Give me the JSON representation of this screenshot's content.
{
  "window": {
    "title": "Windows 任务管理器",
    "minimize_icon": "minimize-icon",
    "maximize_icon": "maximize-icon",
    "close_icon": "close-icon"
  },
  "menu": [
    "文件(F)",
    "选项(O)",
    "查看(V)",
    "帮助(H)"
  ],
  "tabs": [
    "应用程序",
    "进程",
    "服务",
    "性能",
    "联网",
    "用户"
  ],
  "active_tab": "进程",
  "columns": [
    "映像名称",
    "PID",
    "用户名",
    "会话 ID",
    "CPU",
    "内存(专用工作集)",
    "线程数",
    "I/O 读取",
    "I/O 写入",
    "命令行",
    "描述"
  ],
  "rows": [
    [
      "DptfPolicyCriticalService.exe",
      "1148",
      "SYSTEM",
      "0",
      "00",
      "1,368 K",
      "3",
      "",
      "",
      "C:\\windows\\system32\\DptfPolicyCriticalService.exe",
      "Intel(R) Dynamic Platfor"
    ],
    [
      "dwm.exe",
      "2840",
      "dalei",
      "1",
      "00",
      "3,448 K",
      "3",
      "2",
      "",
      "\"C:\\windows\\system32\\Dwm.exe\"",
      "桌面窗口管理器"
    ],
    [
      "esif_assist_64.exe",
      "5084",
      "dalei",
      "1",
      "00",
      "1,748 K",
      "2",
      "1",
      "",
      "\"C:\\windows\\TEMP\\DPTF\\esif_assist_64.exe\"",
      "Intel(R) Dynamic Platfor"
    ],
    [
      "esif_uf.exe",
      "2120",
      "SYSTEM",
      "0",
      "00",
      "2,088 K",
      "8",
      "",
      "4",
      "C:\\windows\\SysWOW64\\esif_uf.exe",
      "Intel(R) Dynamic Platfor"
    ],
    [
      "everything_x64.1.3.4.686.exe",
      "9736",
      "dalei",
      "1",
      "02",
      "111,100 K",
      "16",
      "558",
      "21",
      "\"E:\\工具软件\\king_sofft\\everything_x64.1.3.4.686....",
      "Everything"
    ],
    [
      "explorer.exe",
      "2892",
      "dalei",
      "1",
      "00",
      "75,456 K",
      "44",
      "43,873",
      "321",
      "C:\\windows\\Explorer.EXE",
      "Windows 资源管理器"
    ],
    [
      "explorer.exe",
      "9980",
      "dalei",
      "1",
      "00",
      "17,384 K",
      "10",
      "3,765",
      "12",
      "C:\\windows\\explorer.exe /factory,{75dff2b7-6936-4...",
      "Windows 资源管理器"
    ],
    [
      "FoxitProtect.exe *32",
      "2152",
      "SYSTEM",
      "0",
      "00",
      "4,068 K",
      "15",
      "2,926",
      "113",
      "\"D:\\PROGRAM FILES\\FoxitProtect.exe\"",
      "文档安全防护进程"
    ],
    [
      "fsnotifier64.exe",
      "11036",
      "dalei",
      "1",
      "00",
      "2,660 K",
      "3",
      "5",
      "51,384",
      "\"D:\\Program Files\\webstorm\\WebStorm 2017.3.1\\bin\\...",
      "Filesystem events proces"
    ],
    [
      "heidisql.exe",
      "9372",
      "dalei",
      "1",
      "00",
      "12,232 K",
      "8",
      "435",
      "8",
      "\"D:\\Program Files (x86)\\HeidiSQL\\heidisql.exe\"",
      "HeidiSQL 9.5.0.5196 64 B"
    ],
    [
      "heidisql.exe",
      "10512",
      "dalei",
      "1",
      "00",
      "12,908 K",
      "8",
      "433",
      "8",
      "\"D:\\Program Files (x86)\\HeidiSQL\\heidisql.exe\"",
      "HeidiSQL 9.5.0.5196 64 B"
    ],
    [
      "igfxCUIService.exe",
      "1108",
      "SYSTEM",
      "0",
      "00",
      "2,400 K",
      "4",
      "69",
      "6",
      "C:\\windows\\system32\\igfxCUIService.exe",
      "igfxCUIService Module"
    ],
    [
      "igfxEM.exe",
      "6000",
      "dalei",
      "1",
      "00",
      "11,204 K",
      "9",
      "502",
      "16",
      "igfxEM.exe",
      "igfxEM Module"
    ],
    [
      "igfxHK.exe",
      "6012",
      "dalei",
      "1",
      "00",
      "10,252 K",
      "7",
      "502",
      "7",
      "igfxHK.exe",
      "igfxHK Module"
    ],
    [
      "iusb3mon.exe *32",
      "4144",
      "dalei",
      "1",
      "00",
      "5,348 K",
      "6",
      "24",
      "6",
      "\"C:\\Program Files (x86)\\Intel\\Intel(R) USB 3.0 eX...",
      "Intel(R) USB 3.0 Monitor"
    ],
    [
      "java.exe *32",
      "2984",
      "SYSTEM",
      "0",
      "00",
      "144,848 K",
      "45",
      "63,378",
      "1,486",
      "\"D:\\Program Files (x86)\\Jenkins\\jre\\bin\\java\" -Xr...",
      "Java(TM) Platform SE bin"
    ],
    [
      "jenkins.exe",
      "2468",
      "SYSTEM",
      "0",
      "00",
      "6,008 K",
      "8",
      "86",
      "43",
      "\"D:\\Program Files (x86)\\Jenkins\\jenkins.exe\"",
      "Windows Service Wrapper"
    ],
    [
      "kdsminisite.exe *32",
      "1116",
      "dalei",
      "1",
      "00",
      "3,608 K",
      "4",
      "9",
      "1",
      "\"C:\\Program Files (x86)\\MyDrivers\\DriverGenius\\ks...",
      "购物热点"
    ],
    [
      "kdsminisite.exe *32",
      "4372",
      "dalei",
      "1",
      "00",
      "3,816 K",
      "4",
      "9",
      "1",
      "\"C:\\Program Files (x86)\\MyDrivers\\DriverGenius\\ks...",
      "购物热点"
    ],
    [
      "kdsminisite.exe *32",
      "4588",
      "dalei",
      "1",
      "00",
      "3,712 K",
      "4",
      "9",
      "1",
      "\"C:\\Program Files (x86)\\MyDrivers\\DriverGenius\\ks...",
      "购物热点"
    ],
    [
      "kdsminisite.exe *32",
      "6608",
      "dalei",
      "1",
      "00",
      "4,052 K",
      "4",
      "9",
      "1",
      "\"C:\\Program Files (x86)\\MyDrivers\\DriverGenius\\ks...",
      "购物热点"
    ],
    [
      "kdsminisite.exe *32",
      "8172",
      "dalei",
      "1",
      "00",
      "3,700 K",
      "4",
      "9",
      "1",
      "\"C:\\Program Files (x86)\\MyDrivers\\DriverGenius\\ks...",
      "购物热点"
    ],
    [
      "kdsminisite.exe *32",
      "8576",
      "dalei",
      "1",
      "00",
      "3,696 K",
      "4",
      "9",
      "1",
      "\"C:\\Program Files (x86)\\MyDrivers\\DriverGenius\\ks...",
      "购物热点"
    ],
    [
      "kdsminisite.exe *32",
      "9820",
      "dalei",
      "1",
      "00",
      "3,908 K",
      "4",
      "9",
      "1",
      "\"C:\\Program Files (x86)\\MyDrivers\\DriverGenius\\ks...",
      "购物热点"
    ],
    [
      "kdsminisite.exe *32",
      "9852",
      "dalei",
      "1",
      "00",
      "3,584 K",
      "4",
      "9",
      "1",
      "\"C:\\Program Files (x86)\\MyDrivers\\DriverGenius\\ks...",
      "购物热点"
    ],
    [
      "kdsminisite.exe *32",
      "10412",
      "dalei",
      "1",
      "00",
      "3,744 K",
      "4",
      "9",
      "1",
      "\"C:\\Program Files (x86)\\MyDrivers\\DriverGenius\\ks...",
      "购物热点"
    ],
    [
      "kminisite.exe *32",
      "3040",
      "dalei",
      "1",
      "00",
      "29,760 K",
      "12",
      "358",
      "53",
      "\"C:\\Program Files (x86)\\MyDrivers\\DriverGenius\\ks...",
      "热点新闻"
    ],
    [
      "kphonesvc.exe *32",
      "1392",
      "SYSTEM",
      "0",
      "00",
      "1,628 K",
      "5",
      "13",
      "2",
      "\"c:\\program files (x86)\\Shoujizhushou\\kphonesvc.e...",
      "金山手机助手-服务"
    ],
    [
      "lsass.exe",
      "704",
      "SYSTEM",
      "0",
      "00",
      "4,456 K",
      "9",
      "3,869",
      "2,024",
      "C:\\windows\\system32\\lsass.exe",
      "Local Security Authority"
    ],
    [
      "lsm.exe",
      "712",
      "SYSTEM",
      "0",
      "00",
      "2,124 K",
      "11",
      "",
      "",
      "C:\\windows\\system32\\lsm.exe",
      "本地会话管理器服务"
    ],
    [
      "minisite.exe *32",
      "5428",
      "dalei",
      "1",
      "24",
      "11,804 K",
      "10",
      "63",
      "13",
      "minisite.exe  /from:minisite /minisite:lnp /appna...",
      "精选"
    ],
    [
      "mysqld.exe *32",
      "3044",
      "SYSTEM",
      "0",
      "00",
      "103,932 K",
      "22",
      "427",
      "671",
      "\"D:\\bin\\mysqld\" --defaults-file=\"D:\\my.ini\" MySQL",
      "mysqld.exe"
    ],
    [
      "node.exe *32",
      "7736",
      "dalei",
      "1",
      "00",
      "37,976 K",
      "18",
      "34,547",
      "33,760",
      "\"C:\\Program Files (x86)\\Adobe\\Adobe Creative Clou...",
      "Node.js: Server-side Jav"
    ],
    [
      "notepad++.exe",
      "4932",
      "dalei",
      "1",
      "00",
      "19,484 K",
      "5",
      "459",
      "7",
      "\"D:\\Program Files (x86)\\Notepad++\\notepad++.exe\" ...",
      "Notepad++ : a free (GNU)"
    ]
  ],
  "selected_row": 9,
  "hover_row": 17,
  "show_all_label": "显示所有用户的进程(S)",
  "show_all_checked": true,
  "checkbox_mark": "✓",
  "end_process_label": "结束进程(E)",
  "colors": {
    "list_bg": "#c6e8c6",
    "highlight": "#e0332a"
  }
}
· · · · · · ·
What is the number of lines above that contain "icon"? Answer with that number only.

3